**DATA FOR THIS EXERCISE:**

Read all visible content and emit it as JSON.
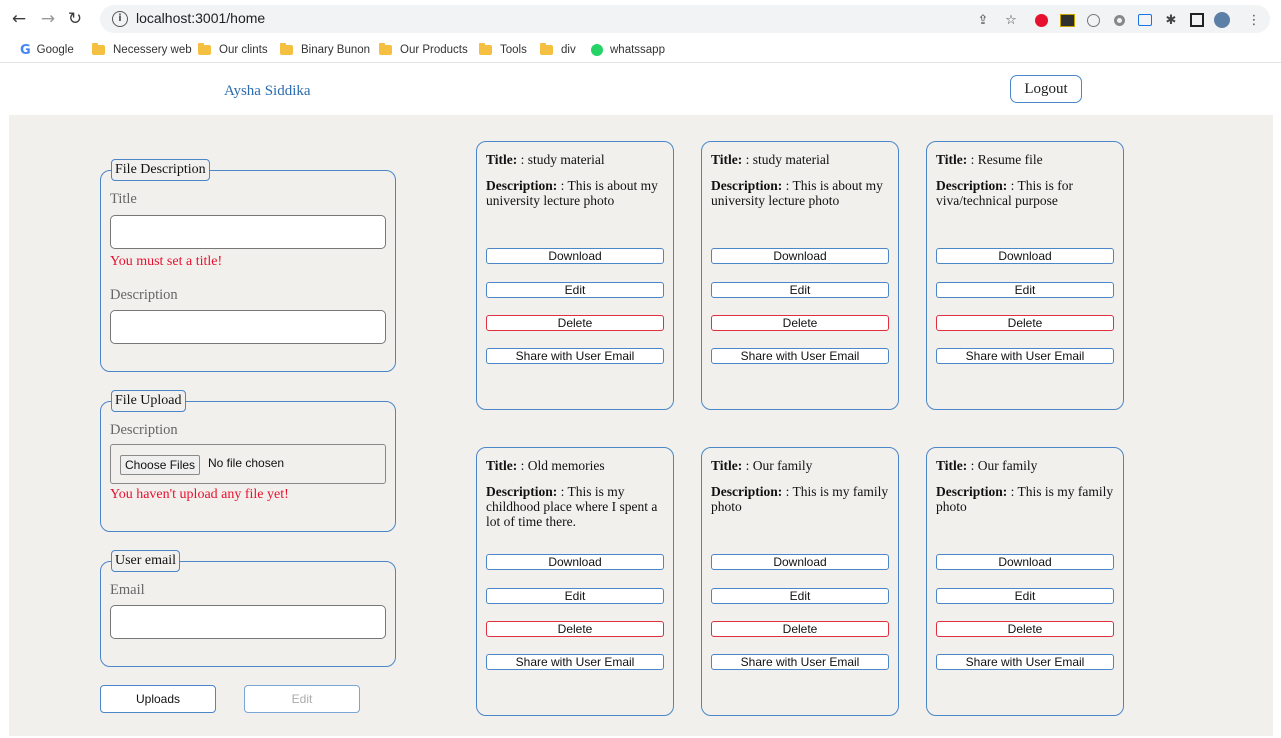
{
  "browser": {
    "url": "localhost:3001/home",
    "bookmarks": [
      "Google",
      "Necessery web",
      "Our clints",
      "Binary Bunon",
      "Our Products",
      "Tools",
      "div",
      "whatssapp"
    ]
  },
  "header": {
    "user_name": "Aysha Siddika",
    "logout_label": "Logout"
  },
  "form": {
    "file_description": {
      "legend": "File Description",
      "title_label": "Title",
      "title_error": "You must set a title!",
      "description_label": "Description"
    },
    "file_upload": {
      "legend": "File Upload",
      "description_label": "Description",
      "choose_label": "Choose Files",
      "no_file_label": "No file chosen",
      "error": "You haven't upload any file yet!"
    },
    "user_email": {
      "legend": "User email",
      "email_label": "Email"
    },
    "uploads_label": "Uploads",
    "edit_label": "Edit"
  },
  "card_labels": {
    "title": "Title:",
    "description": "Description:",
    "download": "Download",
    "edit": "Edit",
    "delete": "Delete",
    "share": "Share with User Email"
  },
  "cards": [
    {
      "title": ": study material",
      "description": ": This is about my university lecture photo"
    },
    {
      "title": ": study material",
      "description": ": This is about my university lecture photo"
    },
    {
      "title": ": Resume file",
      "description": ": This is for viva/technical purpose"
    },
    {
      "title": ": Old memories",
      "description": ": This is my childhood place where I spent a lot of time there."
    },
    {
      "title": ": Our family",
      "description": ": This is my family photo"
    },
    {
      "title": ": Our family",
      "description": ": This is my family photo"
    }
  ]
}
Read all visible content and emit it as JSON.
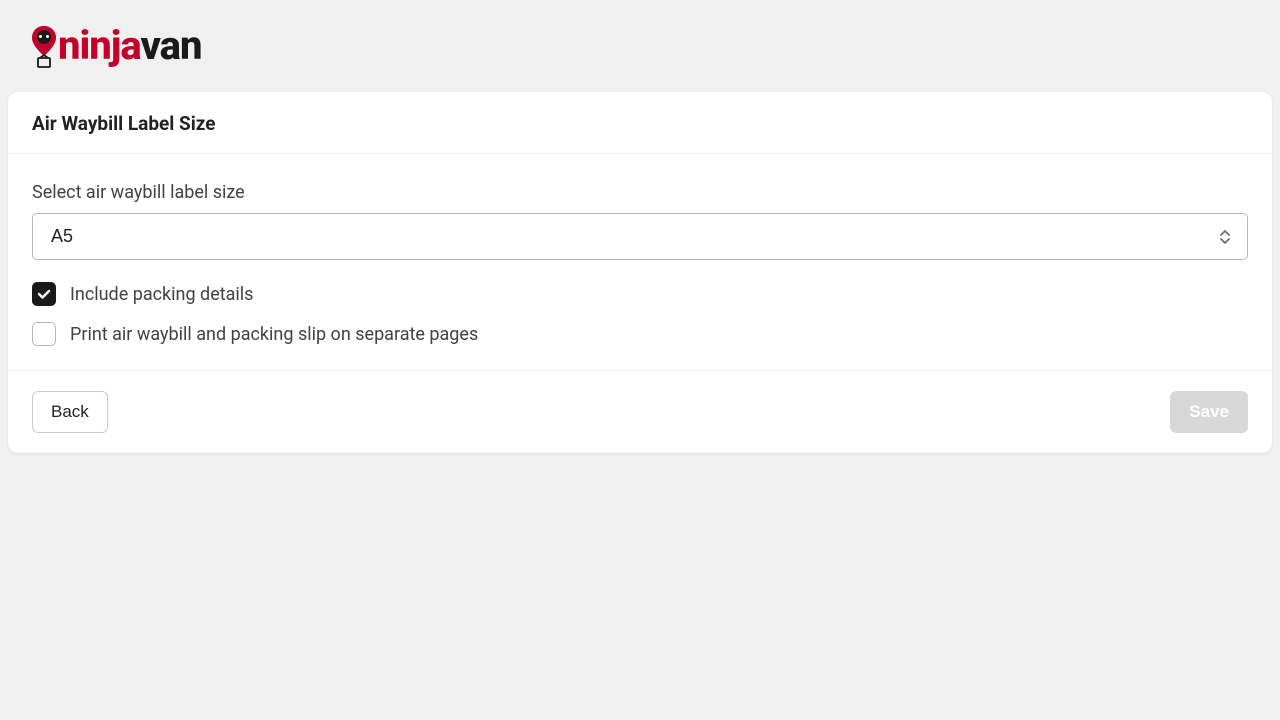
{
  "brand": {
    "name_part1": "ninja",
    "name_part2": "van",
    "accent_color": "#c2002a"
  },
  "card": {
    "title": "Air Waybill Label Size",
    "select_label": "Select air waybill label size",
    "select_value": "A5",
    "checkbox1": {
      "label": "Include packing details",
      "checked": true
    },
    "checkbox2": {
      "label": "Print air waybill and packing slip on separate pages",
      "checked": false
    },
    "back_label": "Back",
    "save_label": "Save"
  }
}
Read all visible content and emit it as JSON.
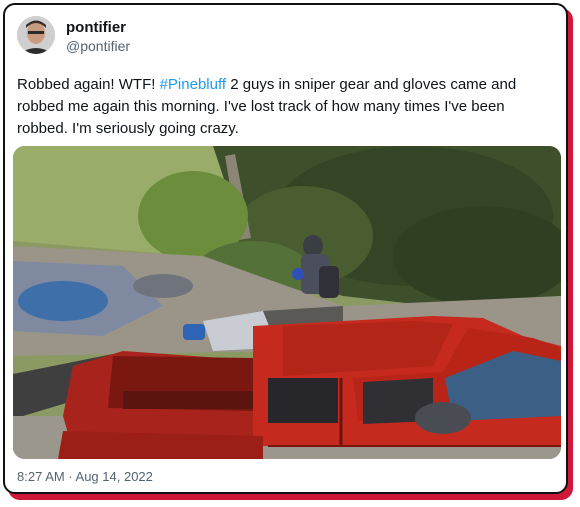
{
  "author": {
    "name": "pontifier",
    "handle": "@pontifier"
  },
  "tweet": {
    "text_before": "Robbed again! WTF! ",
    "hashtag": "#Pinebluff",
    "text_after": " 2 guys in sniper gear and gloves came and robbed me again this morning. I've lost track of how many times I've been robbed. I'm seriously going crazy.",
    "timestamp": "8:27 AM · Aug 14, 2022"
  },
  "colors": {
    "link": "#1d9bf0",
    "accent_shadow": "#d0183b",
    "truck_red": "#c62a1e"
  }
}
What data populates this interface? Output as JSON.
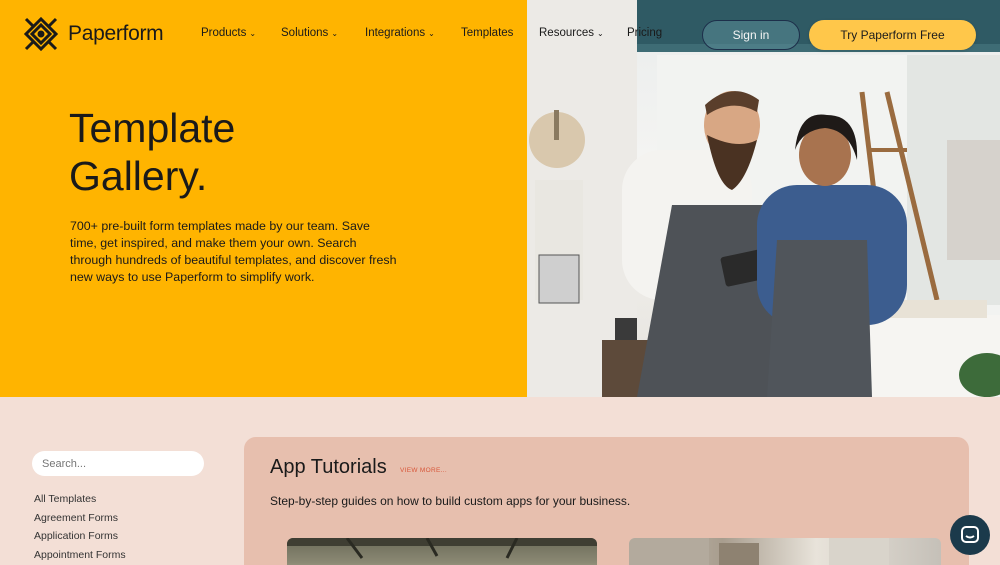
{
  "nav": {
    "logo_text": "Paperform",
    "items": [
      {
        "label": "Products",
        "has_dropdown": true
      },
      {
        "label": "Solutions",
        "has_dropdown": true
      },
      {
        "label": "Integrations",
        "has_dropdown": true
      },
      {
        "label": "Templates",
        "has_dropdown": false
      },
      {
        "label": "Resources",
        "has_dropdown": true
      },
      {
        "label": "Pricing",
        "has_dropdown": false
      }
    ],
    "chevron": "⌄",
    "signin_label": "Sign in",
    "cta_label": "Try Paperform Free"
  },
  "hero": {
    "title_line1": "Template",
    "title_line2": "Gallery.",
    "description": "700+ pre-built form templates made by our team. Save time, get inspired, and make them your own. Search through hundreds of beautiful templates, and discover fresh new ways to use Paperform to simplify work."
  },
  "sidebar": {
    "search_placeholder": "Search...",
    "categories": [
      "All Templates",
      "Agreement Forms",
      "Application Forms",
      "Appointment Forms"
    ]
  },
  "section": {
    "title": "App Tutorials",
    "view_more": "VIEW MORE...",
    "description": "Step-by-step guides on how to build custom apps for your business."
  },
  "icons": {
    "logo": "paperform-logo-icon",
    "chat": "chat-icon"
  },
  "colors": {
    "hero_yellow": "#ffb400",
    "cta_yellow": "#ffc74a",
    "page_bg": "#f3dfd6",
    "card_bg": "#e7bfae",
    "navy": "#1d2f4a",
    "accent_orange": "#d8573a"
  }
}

**TASK PROMPT:**
Collect every line from the records above that contains the word "Save".

**FINISHED ANSWER:**
    "save_label": "Save"
    "description": "700+ pre-built form templates made by our team. Save time, get inspired, and make them your own. Search through hundreds of beautiful templates, and discover fresh new ways to use Paperform to simplify work."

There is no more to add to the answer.